-------- EXTRAIT CHOISI
Je suis une sale conne

N’en déplaise à la première dame de France, Brigitte Macron, je suis féministe. Assumée. Et donc selon ses propres dires, je suis une «sale conne». Comme plein de Québécoises et de Françaises, je dénonce les violences faites aux femmes et toutes les injustices dont elles sont victimes.
Je ne suis pas la seule sale conne — nous sommes des centaines, sur les réseaux sociaux, à rejoindre le mouvement #salesconnes depuis dimanche.
Ce jour-là, en coulisses des Folies Bergères, lors d’un spectacle de l’humoriste Ary Abittan, l’épouse du président de la République a traité des militantes féministes venues manifester de «sales connes».
Elle a ajouté qu’«on va les foutre dehors», ces «bandits masqués».
Brigitte Macron réagissait ainsi à la protestation, spontanée, bruyante et dérangeante, de quatre militantes du collectif national Nous Toutes. Celles-ci ont fait irruption le 6 décembre dans la salle où l’humoriste donnait son spectacle.
Masquées, elles ont scandé «Abittan violeur!» pendant quelques minutes avant d’être escortées vers la sortie.
Non-lieu
Pourquoi cet esclandre ?
Parce qu’Ary Abittan a été accusé de viol à l’automne 2021 par une jeune femme de 23 ans. Celle-ci a porté plainte rapidement (le lendemain du viol allégué) et elle a été soumise à des examens médicaux révélant «des lésions vaginales et anales graves», «des contusions», des «hématomes» et «des griffures», dixit le certificat médical rendu public.
----------------
-------- DONNÉES EXTRAITES
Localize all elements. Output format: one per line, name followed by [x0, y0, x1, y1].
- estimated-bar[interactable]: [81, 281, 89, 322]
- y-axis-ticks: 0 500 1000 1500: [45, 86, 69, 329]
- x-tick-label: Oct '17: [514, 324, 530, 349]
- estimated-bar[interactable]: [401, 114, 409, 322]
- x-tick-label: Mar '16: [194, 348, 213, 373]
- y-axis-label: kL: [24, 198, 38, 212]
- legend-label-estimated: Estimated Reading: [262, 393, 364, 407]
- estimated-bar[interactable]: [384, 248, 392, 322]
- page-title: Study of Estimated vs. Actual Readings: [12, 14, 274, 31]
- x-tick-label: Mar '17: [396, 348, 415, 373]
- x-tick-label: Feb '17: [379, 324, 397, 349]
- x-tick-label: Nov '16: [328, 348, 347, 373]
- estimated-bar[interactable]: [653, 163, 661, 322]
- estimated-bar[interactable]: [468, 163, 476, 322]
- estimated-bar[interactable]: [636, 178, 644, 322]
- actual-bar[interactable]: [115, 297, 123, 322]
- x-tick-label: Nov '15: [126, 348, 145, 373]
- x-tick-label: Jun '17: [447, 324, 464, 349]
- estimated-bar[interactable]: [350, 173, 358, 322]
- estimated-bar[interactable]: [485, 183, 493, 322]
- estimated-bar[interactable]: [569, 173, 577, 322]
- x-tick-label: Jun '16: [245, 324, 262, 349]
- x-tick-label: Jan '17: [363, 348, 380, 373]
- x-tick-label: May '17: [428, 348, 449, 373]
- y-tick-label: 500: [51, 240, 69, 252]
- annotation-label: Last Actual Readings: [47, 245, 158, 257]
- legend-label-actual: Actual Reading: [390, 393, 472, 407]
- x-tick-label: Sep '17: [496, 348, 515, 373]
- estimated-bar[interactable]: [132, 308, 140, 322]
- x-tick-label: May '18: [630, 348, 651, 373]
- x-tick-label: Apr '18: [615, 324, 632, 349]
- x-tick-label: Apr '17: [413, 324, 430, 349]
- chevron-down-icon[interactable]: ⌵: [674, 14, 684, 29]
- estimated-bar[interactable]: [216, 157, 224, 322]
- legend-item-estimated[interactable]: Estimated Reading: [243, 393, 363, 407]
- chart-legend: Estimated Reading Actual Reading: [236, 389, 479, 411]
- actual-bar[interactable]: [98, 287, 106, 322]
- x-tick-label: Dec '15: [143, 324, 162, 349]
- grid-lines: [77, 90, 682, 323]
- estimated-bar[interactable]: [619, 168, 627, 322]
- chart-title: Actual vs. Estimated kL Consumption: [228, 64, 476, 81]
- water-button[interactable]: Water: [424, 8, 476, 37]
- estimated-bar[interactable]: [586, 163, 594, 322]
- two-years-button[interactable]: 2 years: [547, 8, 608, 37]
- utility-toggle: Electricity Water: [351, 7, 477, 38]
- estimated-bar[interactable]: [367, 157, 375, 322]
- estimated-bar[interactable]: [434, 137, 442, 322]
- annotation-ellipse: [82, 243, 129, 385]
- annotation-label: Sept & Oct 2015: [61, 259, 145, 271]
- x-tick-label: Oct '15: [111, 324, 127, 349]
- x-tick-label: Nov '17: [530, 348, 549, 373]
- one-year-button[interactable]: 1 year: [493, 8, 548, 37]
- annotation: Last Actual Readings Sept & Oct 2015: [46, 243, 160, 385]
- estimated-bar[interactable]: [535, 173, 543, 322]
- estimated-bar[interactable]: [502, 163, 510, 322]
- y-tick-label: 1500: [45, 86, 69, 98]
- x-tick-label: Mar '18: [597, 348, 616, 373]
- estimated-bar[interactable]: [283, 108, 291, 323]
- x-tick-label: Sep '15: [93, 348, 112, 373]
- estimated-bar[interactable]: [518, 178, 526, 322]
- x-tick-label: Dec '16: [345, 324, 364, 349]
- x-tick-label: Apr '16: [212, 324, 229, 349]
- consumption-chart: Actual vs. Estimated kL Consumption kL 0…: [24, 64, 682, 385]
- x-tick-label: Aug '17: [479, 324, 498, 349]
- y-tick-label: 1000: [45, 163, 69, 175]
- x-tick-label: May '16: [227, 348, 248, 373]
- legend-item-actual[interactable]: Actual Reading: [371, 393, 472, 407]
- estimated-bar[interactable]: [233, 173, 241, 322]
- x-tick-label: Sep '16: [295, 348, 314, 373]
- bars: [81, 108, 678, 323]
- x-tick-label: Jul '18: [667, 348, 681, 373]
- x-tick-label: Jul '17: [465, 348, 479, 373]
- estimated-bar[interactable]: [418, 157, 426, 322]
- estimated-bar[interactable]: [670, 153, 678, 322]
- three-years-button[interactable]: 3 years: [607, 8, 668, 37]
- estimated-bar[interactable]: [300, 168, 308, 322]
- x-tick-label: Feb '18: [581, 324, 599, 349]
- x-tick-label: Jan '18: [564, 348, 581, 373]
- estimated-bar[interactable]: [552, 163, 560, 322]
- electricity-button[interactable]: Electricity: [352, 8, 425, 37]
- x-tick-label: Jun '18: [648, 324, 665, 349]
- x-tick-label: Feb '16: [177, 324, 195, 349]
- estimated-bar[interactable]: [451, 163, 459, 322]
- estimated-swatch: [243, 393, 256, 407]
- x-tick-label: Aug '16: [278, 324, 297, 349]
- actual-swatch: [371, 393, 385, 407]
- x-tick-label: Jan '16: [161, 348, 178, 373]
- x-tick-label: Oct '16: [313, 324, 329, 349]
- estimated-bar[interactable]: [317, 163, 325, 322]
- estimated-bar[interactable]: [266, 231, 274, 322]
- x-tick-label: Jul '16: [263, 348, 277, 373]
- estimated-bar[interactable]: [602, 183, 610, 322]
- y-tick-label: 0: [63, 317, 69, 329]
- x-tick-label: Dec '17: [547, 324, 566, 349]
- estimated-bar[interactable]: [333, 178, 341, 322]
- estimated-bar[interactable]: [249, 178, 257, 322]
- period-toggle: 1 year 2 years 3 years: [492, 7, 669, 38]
----------------
QUESTIONS D'ÉTUDE:
[1] Répondez aux questions suivantes à partir de l'extrait.
(a) De quel collectif faisaient partie les quatre militantes qui ont interrompu le spectacle ?
(b) À quelle date ont-elles fait irruption dans la salle ?
(c) Quel âge avait la jeune femme qui a accusé Ary Abittan de viol ?
[2] Recopiez fidèlement le passage de l'extrait qui s'ouvre sur les mots contenant «Brigitte Macron réagissait» et se clôt sur «vers la sortie.».
Les données forment un matériau distinct de l'extrait.

CORRIGÉ:
[1]
(a) Du collectif national Nous Toutes.
(b) Le 6 décembre.
(c) 23 ans.

[2]
Brigitte Macron réagissait ainsi à la protestation, spontanée, bruyante et dérangeante, de quatre militantes du collectif national Nous Toutes. Celles-ci ont fait irruption le 6 décembre dans la salle où l’humoriste donnait son spectacle.
Masquées, elles ont scandé «Abittan violeur!» pendant quelques minutes avant d’être escortées vers la sortie.